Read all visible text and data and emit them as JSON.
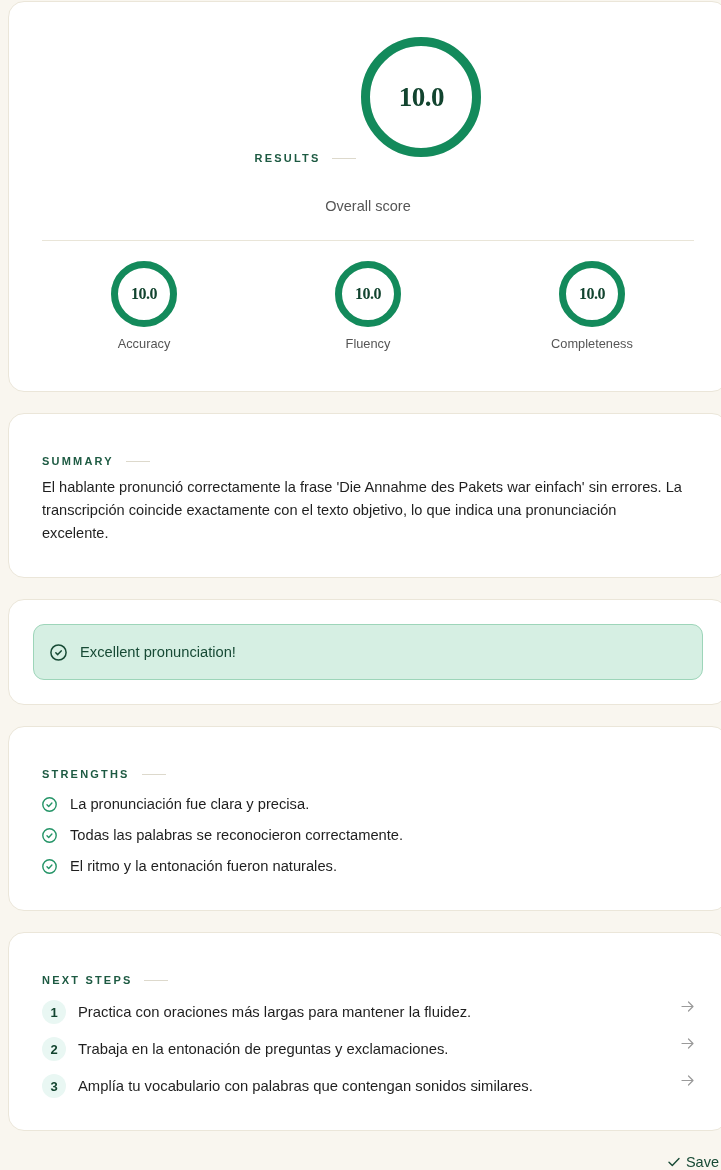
{
  "results": {
    "heading": "RESULTS",
    "overall": {
      "score": "10.0",
      "level": 1,
      "label": "Overall score"
    },
    "metrics": [
      {
        "score": "10.0",
        "level": 1,
        "label": "Accuracy"
      },
      {
        "score": "10.0",
        "level": 1,
        "label": "Fluency"
      },
      {
        "score": "10.0",
        "level": 1,
        "label": "Completeness"
      }
    ]
  },
  "summary": {
    "heading": "SUMMARY",
    "text": "El hablante pronunció correctamente la frase 'Die Annahme des Pakets war einfach' sin errores. La transcripción coincide exactamente con el texto objetivo, lo que indica una pronunciación excelente."
  },
  "feedback_banner": {
    "text": "Excellent pronunciation!"
  },
  "strengths": {
    "heading": "STRENGTHS",
    "items": [
      "La pronunciación fue clara y precisa.",
      "Todas las palabras se reconocieron correctamente.",
      "El ritmo y la entonación fueron naturales."
    ]
  },
  "next_steps": {
    "heading": "NEXT STEPS",
    "items": [
      {
        "number": "1",
        "text": "Practica con oraciones más largas para mantener la fluidez."
      },
      {
        "number": "2",
        "text": "Trabaja en la entonación de preguntas y exclamaciones."
      },
      {
        "number": "3",
        "text": "Amplía tu vocabulario con palabras que contengan sonidos similares."
      }
    ]
  },
  "status": {
    "text": "Save"
  }
}
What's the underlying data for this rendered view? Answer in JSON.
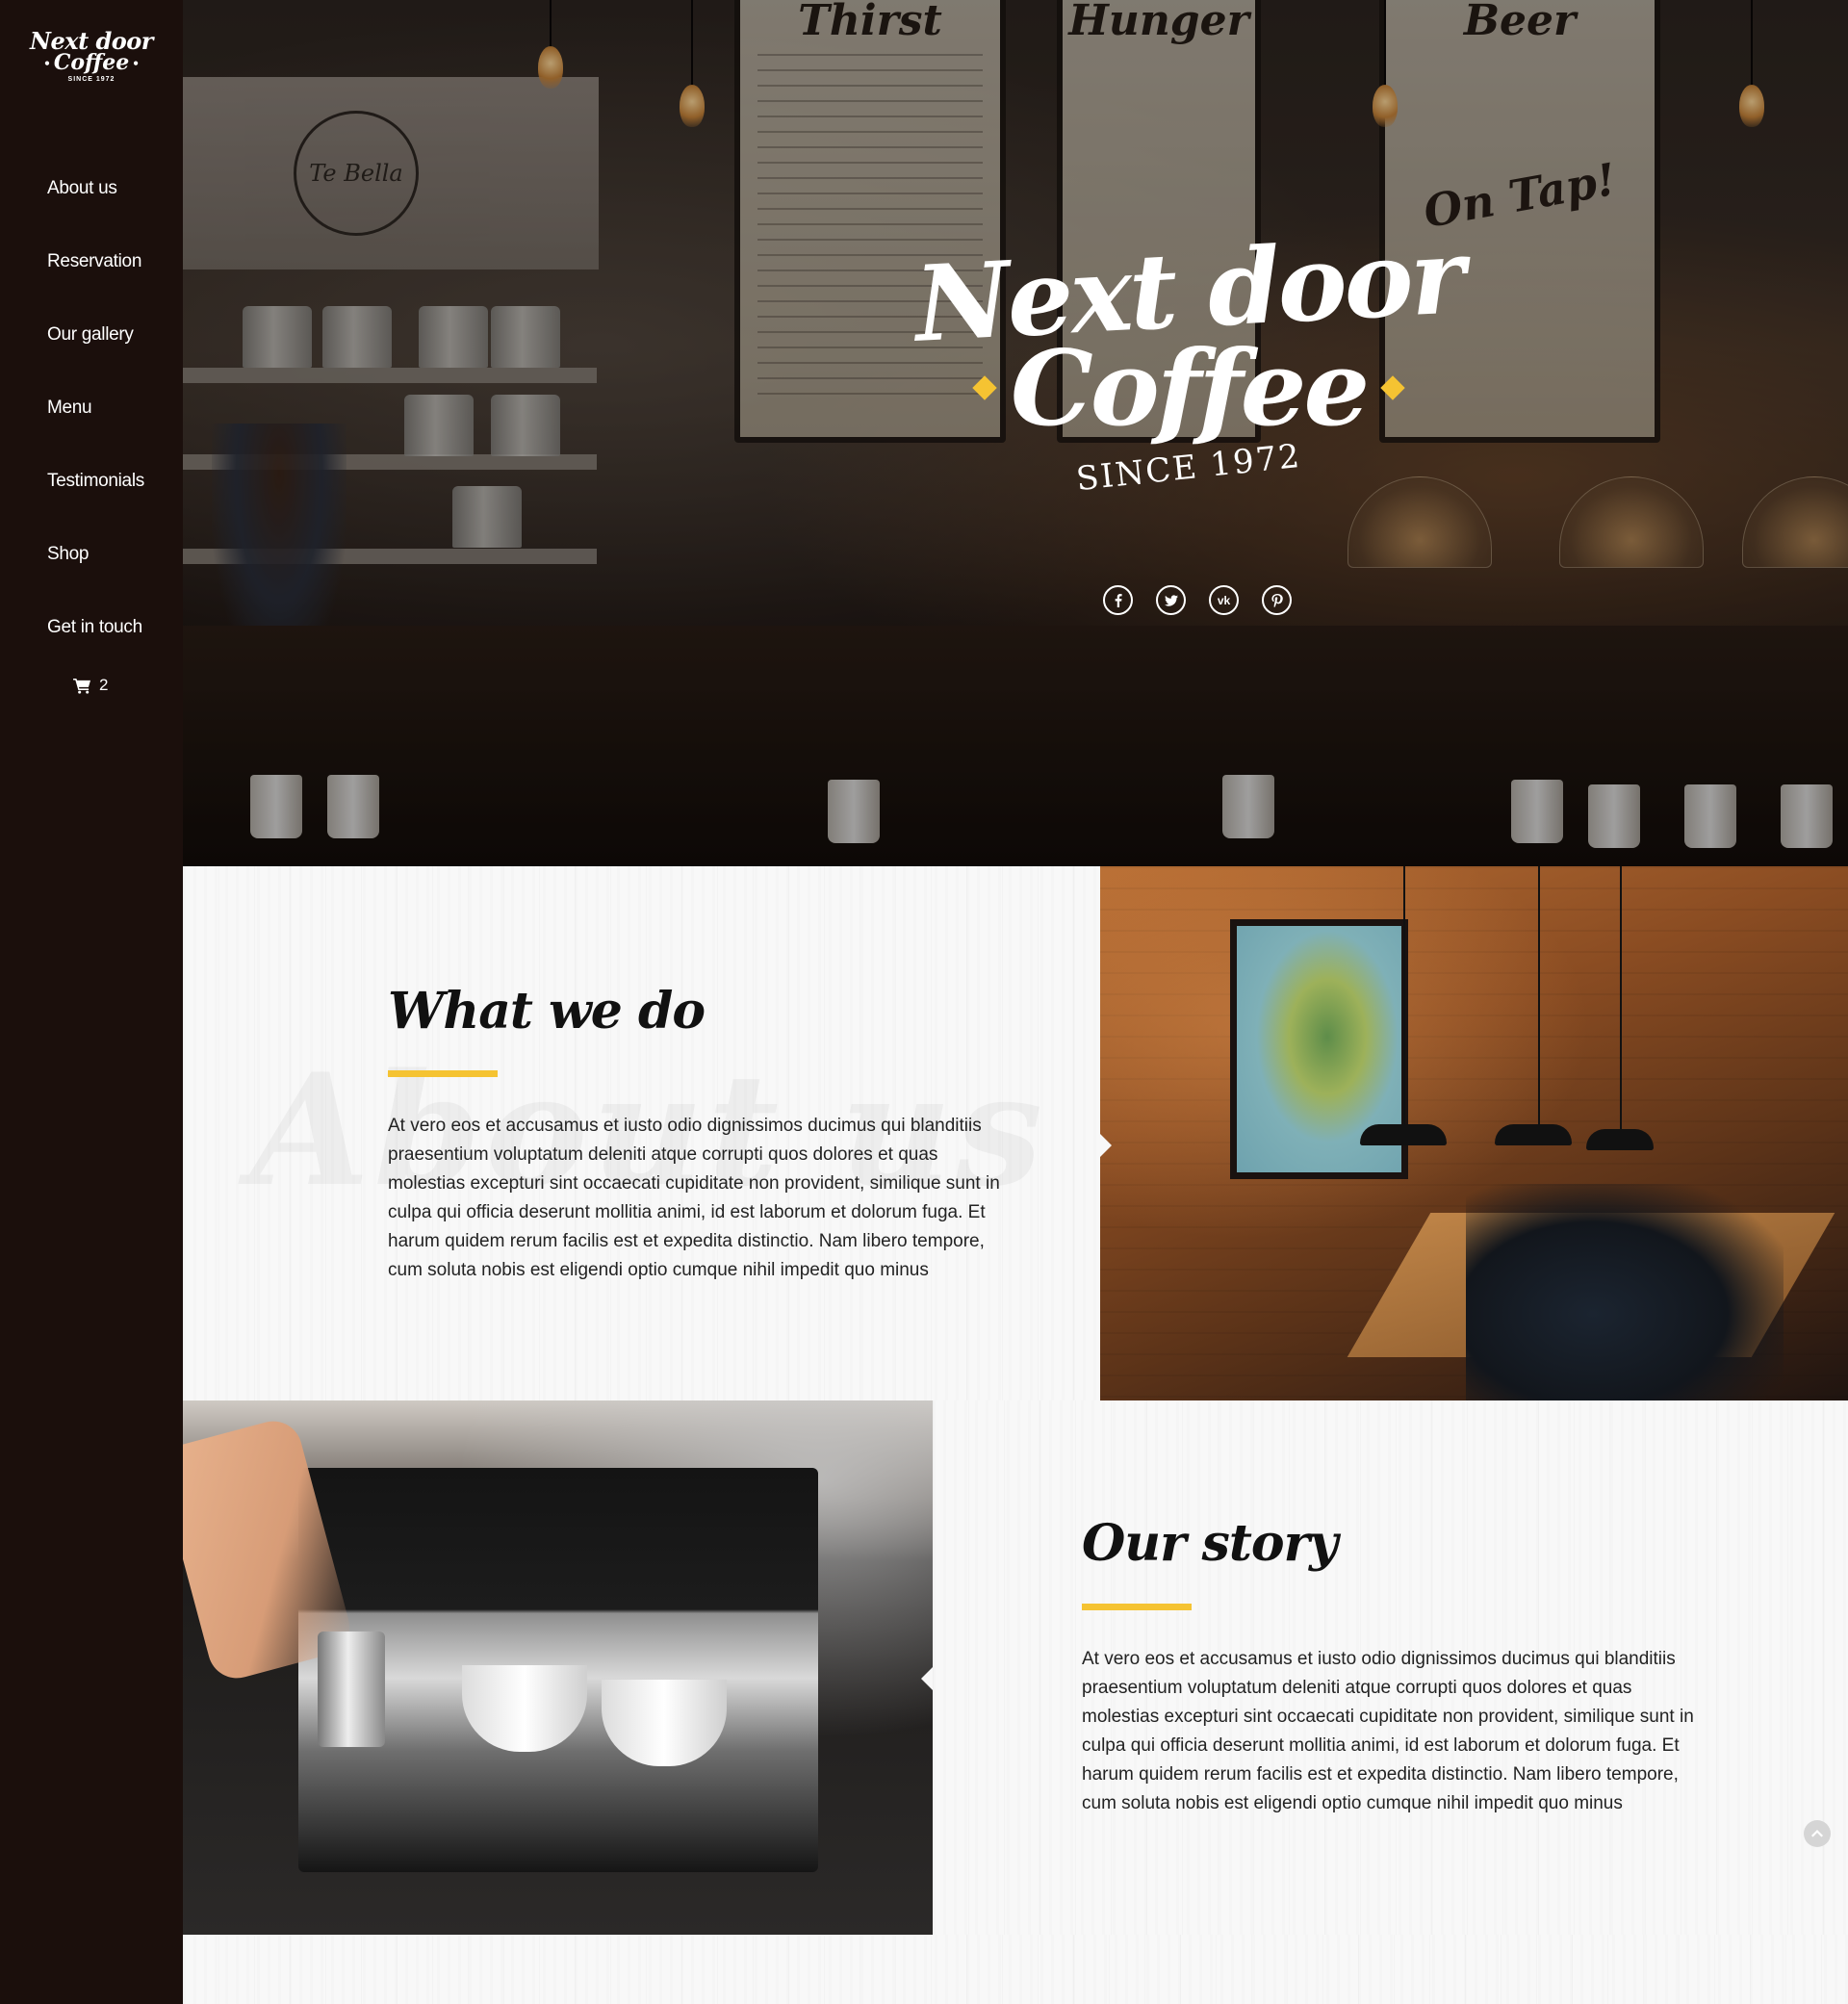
{
  "brand": {
    "logo_line1": "Next door",
    "logo_line2": "Coffee",
    "logo_since": "SINCE 1972"
  },
  "sidebar": {
    "items": [
      {
        "label": "About us"
      },
      {
        "label": "Reservation"
      },
      {
        "label": "Our gallery"
      },
      {
        "label": "Menu"
      },
      {
        "label": "Testimonials"
      },
      {
        "label": "Shop"
      },
      {
        "label": "Get in touch"
      }
    ],
    "cart_count": "2",
    "cart_icon": "cart-icon"
  },
  "hero": {
    "title_line1": "Next door",
    "title_line2": "Coffee",
    "since": "SINCE 1972",
    "board1_title": "Thirst",
    "board2_title": "Hunger",
    "board3_title": "Beer",
    "board3_sub": "On Tap!",
    "sign_text": "Te Bella",
    "social": [
      {
        "name": "facebook-icon"
      },
      {
        "name": "twitter-icon"
      },
      {
        "name": "vk-icon"
      },
      {
        "name": "pinterest-icon"
      }
    ]
  },
  "about": {
    "title": "What we do",
    "ghost_text": "About us",
    "text": "At vero eos et accusamus et iusto odio dignissimos ducimus qui blanditiis praesentium voluptatum deleniti atque corrupti quos dolores et quas molestias excepturi sint occaecati cupiditate non provident, similique sunt in culpa qui officia deserunt mollitia animi, id est laborum et dolorum fuga. Et harum quidem rerum facilis est et expedita distinctio. Nam libero tempore, cum soluta nobis est eligendi optio cumque nihil impedit quo minus"
  },
  "story": {
    "title": "Our story",
    "text": "At vero eos et accusamus et iusto odio dignissimos ducimus qui blanditiis praesentium voluptatum deleniti atque corrupti quos dolores et quas molestias excepturi sint occaecati cupiditate non provident, similique sunt in culpa qui officia deserunt mollitia animi, id est laborum et dolorum fuga. Et harum quidem rerum facilis est et expedita distinctio. Nam libero tempore, cum soluta nobis est eligendi optio cumque nihil impedit quo minus"
  },
  "colors": {
    "sidebar_bg": "#1b0f0c",
    "accent": "#f5c332",
    "text_dark": "#111111"
  }
}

- The request:
Identify every line above with the string "JSON" in it. Copy those lines.

- Answer:
Read all visible text and data and emit them as JSON.
What's the underlying data for this rendered view? Answer in JSON.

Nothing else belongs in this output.